Description of the task: Search the material for "data" and show all lines that contain it.

Records for this exercise:
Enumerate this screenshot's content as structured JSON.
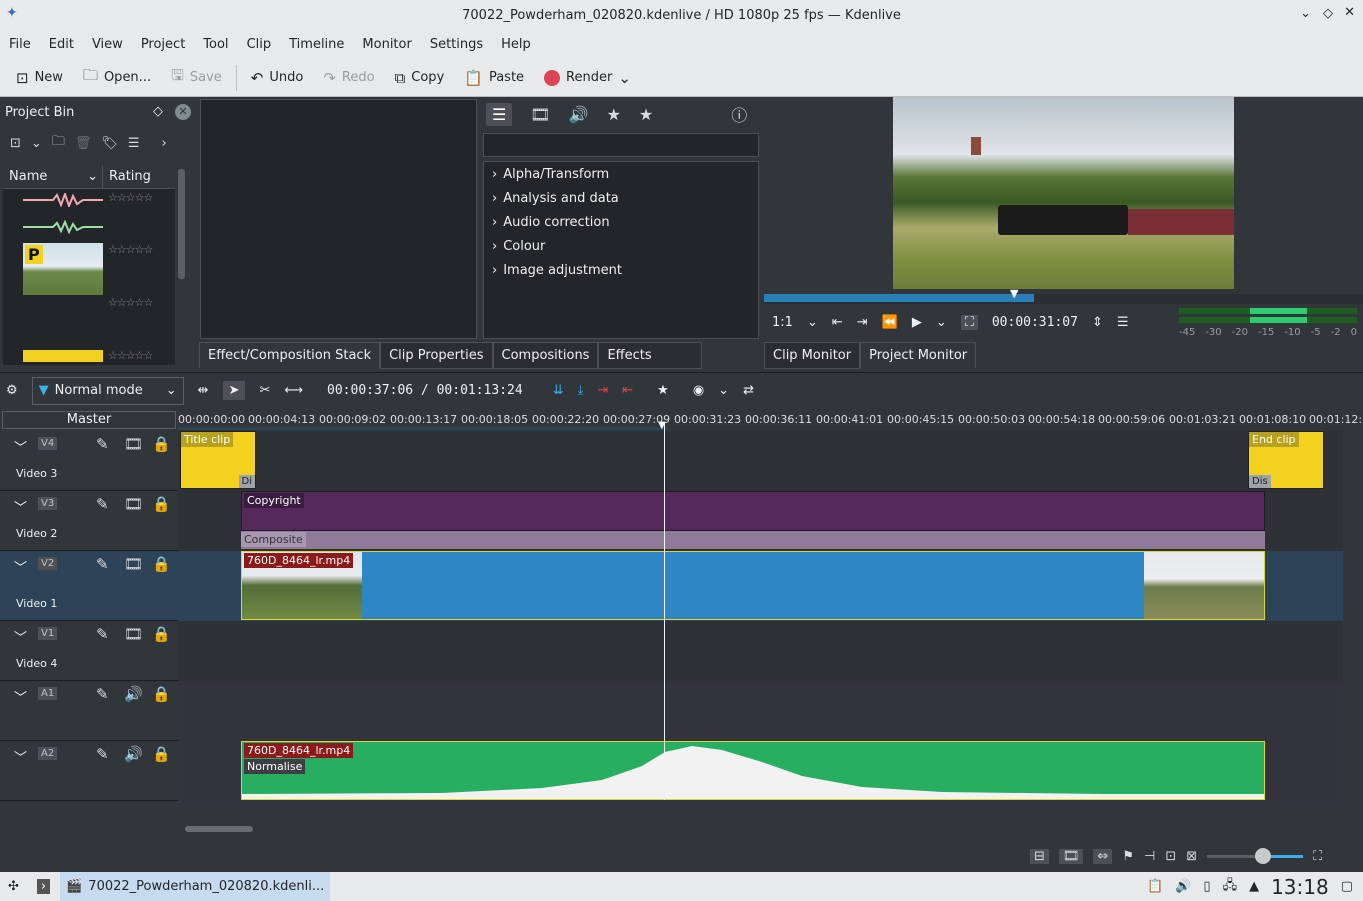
{
  "window": {
    "title": "70022_Powderham_020820.kdenlive / HD 1080p 25 fps — Kdenlive"
  },
  "menu": [
    "File",
    "Edit",
    "View",
    "Project",
    "Tool",
    "Clip",
    "Timeline",
    "Monitor",
    "Settings",
    "Help"
  ],
  "toolbar": {
    "new": "New",
    "open": "Open...",
    "save": "Save",
    "undo": "Undo",
    "redo": "Redo",
    "copy": "Copy",
    "paste": "Paste",
    "render": "Render"
  },
  "project_bin": {
    "title": "Project Bin",
    "col_name": "Name",
    "col_rating": "Rating",
    "thumb_badge": "P"
  },
  "effects": {
    "search_placeholder": "",
    "categories": [
      "Alpha/Transform",
      "Analysis and data",
      "Audio correction",
      "Colour",
      "Image adjustment"
    ]
  },
  "left_tabs": [
    "Effect/Composition Stack",
    "Clip Properties",
    "Compositions",
    "Effects"
  ],
  "monitor": {
    "zoom": "1:1",
    "timecode": "00:00:31:07",
    "tabs": [
      "Clip Monitor",
      "Project Monitor"
    ],
    "meter_scale": [
      "-45",
      "-30",
      "-20",
      "-15",
      "-10",
      "-5",
      "-2",
      "0"
    ],
    "progress": 0.36
  },
  "timeline": {
    "mode": "Normal mode",
    "position": "00:00:37:06 / 00:01:13:24",
    "master": "Master",
    "ruler": [
      "00:00:00:00",
      "00:00:04:13",
      "00:00:09:02",
      "00:00:13:17",
      "00:00:18:05",
      "00:00:22:20",
      "00:00:27:09",
      "00:00:31:23",
      "00:00:36:11",
      "00:00:41:01",
      "00:00:45:15",
      "00:00:50:03",
      "00:00:54:18",
      "00:00:59:06",
      "00:01:03:21",
      "00:01:08:10",
      "00:01:12:2"
    ],
    "tracks": [
      {
        "tag": "V4",
        "name": "Video 3"
      },
      {
        "tag": "V3",
        "name": "Video 2"
      },
      {
        "tag": "V2",
        "name": "Video 1"
      },
      {
        "tag": "V1",
        "name": "Video 4"
      },
      {
        "tag": "A1",
        "name": ""
      },
      {
        "tag": "A2",
        "name": ""
      }
    ],
    "clips": {
      "title": "Title clip",
      "end": "End clip",
      "copyright": "Copyright",
      "composite": "Composite",
      "video": "760D_8464_lr.mp4",
      "audio": "760D_8464_lr.mp4",
      "normalise": "Normalise",
      "dis1": "Di",
      "dis2": "Dis"
    }
  },
  "taskbar": {
    "app": "70022_Powderham_020820.kdenli...",
    "clock": "13:18"
  }
}
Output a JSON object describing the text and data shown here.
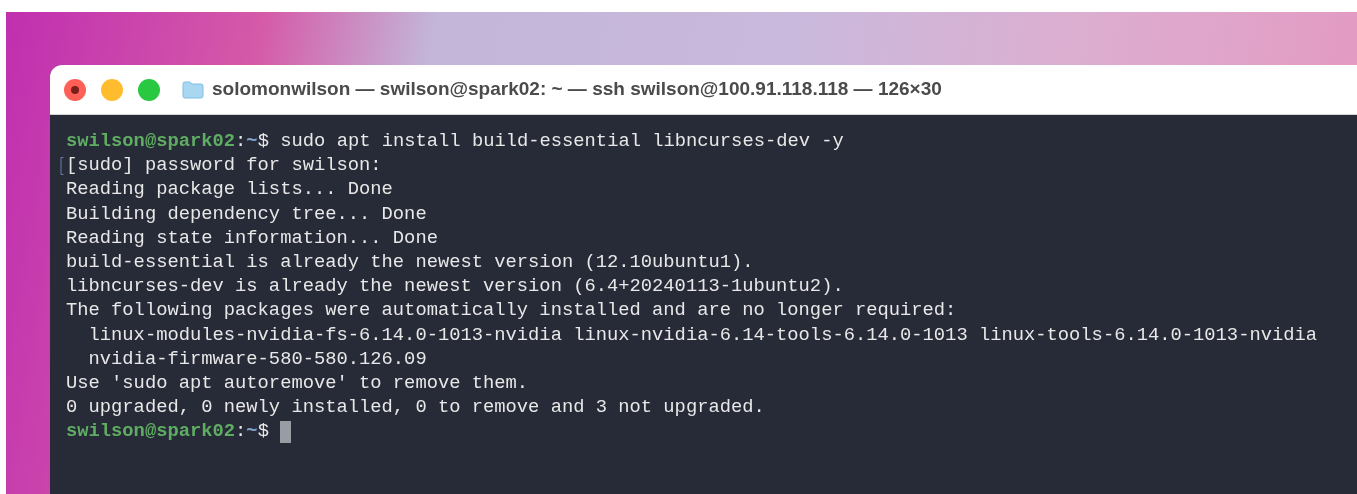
{
  "window": {
    "title": "solomonwilson — swilson@spark02: ~ — ssh swilson@100.91.118.118 — 126×30"
  },
  "terminal": {
    "lines": [
      {
        "kind": "prompt",
        "user_host": "swilson@spark02",
        "separator": ":",
        "path": "~",
        "symbol": "$",
        "command": "sudo apt install build-essential libncurses-dev -y",
        "cursor": false
      },
      {
        "kind": "output",
        "text": "[sudo] password for swilson:",
        "marked": true
      },
      {
        "kind": "output",
        "text": "Reading package lists... Done",
        "marked": false
      },
      {
        "kind": "output",
        "text": "Building dependency tree... Done",
        "marked": false
      },
      {
        "kind": "output",
        "text": "Reading state information... Done",
        "marked": false
      },
      {
        "kind": "output",
        "text": "build-essential is already the newest version (12.10ubuntu1).",
        "marked": false
      },
      {
        "kind": "output",
        "text": "libncurses-dev is already the newest version (6.4+20240113-1ubuntu2).",
        "marked": false
      },
      {
        "kind": "output",
        "text": "The following packages were automatically installed and are no longer required:",
        "marked": false
      },
      {
        "kind": "output",
        "text": "  linux-modules-nvidia-fs-6.14.0-1013-nvidia linux-nvidia-6.14-tools-6.14.0-1013 linux-tools-6.14.0-1013-nvidia",
        "marked": false
      },
      {
        "kind": "output",
        "text": "  nvidia-firmware-580-580.126.09",
        "marked": false
      },
      {
        "kind": "output",
        "text": "Use 'sudo apt autoremove' to remove them.",
        "marked": false
      },
      {
        "kind": "output",
        "text": "0 upgraded, 0 newly installed, 0 to remove and 3 not upgraded.",
        "marked": false
      },
      {
        "kind": "prompt",
        "user_host": "swilson@spark02",
        "separator": ":",
        "path": "~",
        "symbol": "$",
        "cursor": true
      }
    ]
  }
}
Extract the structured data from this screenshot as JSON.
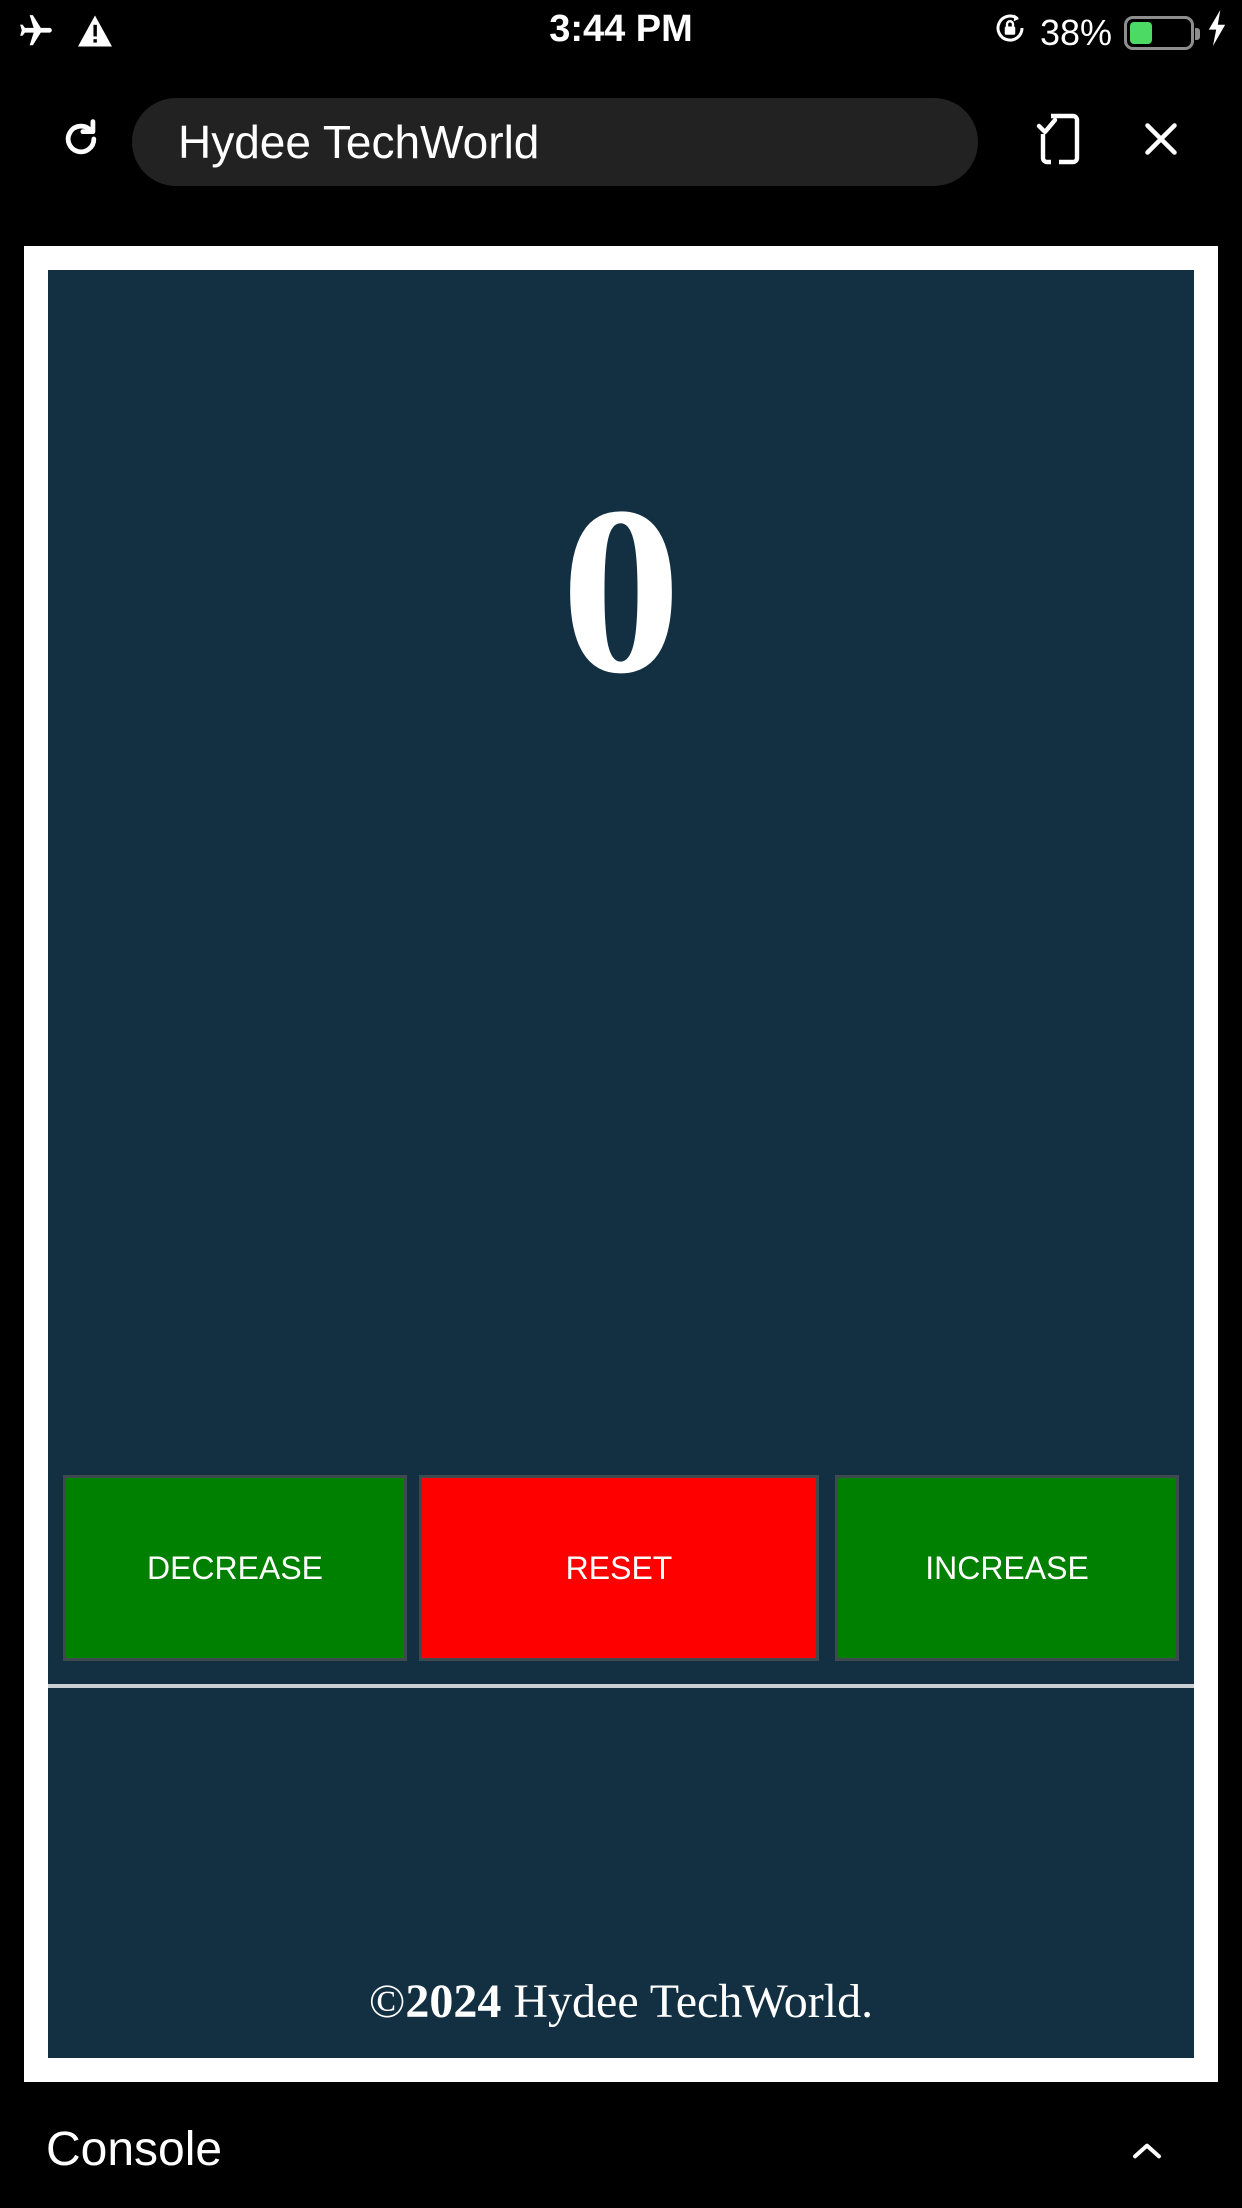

Result for this exercise:
      "Analysis and data",
Output a JSON object describing the text and data shown here.
Extract the structured data from this screenshot as JSON.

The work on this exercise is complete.